#### [GIVEN RECORDS]
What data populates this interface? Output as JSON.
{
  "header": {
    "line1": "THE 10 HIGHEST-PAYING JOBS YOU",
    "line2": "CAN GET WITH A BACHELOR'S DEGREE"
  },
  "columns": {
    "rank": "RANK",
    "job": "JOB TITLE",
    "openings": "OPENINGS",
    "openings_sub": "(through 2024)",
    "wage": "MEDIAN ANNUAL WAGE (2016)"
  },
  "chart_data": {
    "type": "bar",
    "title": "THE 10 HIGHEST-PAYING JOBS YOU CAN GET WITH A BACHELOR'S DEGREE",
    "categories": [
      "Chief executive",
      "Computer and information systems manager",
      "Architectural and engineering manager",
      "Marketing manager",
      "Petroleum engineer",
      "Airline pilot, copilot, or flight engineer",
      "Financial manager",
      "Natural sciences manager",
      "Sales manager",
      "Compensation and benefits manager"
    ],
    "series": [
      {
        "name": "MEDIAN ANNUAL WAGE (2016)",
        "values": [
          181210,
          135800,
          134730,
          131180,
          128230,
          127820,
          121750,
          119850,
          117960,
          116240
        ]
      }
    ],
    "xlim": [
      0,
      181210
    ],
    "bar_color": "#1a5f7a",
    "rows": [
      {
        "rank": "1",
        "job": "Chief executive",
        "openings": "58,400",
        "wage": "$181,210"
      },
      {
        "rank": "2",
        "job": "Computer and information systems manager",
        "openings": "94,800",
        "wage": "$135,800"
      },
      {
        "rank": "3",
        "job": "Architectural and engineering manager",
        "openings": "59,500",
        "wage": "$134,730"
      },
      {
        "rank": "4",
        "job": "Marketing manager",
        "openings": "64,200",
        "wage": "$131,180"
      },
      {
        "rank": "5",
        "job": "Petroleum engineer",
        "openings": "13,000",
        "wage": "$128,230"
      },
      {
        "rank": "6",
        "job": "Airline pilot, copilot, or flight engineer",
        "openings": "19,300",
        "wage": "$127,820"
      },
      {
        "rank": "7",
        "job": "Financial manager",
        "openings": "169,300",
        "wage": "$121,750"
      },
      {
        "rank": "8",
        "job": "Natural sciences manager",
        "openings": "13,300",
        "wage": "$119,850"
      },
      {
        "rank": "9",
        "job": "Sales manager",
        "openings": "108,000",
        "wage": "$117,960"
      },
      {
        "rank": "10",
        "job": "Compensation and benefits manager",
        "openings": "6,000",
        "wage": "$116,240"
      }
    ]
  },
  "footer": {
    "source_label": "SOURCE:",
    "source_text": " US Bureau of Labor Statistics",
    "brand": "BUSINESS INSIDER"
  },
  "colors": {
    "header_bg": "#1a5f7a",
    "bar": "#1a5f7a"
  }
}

==

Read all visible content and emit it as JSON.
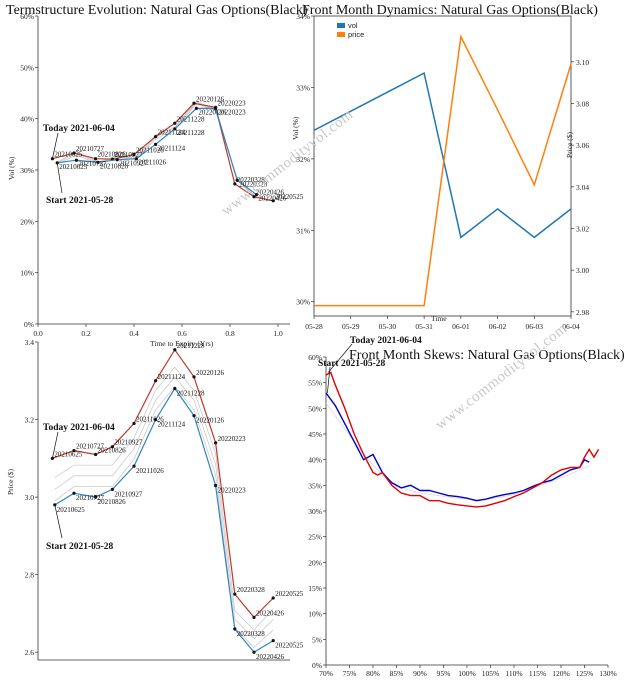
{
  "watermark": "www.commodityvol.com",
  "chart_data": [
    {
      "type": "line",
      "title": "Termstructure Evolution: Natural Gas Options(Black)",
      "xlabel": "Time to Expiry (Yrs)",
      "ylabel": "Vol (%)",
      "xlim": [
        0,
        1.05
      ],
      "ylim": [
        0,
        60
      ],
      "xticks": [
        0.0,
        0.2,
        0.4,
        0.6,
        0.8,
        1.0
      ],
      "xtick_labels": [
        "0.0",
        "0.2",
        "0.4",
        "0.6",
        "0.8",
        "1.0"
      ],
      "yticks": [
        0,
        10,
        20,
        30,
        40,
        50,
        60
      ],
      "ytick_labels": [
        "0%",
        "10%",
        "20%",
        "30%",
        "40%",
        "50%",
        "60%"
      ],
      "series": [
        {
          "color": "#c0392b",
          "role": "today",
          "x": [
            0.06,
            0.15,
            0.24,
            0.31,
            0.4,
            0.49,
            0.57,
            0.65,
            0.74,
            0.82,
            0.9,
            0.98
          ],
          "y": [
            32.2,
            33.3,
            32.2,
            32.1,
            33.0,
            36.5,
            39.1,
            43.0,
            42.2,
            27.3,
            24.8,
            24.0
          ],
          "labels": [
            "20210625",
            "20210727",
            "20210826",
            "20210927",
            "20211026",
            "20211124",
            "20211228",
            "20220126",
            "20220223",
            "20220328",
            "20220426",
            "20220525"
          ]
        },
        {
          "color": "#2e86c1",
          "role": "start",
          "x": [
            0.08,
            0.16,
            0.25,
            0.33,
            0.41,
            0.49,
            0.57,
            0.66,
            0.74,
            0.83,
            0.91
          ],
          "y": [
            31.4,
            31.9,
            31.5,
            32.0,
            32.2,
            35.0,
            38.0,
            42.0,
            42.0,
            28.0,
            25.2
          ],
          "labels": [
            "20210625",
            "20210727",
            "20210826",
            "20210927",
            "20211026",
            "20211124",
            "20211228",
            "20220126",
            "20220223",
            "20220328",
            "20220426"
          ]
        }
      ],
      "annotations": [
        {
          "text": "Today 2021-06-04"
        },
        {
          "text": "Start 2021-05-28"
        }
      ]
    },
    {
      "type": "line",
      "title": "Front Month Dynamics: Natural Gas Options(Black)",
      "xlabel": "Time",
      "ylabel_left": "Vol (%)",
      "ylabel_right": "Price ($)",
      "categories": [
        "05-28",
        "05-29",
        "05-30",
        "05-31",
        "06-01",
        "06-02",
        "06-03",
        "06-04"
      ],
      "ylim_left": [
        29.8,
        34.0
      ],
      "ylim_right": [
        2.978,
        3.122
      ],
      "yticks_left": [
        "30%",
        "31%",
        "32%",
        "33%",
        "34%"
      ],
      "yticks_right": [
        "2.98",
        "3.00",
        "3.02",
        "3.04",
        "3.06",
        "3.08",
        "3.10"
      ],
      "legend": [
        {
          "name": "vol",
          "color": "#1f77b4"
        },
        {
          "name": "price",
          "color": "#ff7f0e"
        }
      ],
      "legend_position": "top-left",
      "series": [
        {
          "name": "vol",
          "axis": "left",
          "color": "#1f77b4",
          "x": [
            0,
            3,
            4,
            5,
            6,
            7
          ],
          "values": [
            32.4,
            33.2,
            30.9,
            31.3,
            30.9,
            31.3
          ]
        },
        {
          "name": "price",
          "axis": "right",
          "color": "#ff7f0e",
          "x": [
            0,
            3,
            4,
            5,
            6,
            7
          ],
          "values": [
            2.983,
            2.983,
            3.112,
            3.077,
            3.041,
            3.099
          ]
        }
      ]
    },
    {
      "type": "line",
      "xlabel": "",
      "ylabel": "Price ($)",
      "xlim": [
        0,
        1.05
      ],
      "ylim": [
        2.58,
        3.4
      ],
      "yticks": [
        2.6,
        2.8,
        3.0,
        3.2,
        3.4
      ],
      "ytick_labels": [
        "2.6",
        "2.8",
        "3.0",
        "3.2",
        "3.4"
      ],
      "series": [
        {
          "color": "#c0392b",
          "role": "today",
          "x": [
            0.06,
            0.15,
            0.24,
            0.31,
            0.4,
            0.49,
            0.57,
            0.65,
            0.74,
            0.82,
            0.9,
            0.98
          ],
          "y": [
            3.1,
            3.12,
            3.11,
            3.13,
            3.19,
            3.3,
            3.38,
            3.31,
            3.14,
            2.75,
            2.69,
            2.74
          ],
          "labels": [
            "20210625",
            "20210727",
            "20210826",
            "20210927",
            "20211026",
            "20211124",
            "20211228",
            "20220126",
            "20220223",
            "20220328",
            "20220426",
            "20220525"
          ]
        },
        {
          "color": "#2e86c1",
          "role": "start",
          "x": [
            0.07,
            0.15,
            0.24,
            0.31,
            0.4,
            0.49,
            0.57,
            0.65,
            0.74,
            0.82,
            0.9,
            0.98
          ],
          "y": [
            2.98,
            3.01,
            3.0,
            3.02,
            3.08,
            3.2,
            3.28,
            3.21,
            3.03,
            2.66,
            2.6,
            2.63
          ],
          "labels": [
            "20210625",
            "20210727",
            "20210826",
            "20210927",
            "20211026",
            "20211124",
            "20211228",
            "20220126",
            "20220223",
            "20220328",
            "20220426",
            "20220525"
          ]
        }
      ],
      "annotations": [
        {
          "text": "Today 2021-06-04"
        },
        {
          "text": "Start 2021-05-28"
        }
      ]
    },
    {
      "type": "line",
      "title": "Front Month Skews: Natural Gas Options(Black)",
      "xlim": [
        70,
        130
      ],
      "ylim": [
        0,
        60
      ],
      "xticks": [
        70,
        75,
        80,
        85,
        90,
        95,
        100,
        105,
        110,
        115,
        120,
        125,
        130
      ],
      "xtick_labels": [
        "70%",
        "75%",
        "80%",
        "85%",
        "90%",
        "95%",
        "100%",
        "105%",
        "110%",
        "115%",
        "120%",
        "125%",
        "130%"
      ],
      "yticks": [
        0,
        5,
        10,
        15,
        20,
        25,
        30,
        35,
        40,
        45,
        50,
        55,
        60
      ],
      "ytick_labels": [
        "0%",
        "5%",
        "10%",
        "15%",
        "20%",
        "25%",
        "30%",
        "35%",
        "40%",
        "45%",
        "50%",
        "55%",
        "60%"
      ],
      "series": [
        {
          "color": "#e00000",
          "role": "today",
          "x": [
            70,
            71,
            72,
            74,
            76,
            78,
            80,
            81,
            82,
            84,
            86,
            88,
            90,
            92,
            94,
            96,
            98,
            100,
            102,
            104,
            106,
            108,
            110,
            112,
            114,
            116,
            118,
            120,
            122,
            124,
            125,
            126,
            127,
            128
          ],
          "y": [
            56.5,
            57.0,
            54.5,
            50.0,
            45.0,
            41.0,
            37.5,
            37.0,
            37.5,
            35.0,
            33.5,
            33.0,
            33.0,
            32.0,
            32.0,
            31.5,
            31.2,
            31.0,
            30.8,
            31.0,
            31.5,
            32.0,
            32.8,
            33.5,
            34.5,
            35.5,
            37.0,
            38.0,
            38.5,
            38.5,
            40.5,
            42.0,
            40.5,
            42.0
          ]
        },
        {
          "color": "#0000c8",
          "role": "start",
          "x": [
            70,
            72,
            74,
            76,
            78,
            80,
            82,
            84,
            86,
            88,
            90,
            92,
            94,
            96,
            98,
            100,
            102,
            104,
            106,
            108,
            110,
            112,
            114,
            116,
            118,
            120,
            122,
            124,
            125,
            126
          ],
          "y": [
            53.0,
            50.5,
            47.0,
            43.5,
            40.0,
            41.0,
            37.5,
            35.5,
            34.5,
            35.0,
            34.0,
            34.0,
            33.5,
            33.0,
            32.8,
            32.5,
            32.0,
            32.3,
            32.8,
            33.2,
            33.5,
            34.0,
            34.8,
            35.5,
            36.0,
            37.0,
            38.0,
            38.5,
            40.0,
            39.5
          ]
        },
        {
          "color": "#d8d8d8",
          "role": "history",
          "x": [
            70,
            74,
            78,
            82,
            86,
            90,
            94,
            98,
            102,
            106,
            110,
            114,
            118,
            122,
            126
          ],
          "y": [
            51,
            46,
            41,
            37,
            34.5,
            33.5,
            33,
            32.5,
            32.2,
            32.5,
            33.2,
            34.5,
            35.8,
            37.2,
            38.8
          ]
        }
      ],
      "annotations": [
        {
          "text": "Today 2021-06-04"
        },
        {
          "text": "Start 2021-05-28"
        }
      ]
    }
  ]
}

--

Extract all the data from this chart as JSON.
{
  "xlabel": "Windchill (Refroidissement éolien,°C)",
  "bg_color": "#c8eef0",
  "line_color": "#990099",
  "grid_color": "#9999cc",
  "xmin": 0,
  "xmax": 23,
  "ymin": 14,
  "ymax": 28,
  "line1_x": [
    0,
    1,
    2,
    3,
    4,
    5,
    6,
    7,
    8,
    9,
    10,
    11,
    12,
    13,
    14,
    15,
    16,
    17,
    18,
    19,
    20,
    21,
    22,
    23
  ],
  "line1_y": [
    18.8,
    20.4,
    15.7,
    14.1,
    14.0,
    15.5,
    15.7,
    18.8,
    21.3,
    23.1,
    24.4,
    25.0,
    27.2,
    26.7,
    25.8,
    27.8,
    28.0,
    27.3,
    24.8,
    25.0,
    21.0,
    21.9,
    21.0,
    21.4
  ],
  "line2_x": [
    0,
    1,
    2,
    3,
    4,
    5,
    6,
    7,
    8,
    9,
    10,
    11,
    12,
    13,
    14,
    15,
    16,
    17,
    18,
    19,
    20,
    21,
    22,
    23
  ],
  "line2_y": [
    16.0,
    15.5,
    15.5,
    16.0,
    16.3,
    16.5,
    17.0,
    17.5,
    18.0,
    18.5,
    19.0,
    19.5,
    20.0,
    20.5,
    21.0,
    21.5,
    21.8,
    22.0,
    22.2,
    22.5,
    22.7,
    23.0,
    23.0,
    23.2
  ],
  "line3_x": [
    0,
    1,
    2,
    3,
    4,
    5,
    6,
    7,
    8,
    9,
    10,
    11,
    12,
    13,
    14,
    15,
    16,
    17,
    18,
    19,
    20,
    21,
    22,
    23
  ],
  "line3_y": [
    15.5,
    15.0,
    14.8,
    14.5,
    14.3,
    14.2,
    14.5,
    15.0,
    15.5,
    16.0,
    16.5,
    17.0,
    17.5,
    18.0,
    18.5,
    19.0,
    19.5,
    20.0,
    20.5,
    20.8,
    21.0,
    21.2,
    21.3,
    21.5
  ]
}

#### [WHAT THE TASK ASKS]
From the entries above, pull out each line that includes "MEDIAN".

#### [RESULT BELOW]
    "wage": "MEDIAN ANNUAL WAGE (2016)"
        "name": "MEDIAN ANNUAL WAGE (2016)",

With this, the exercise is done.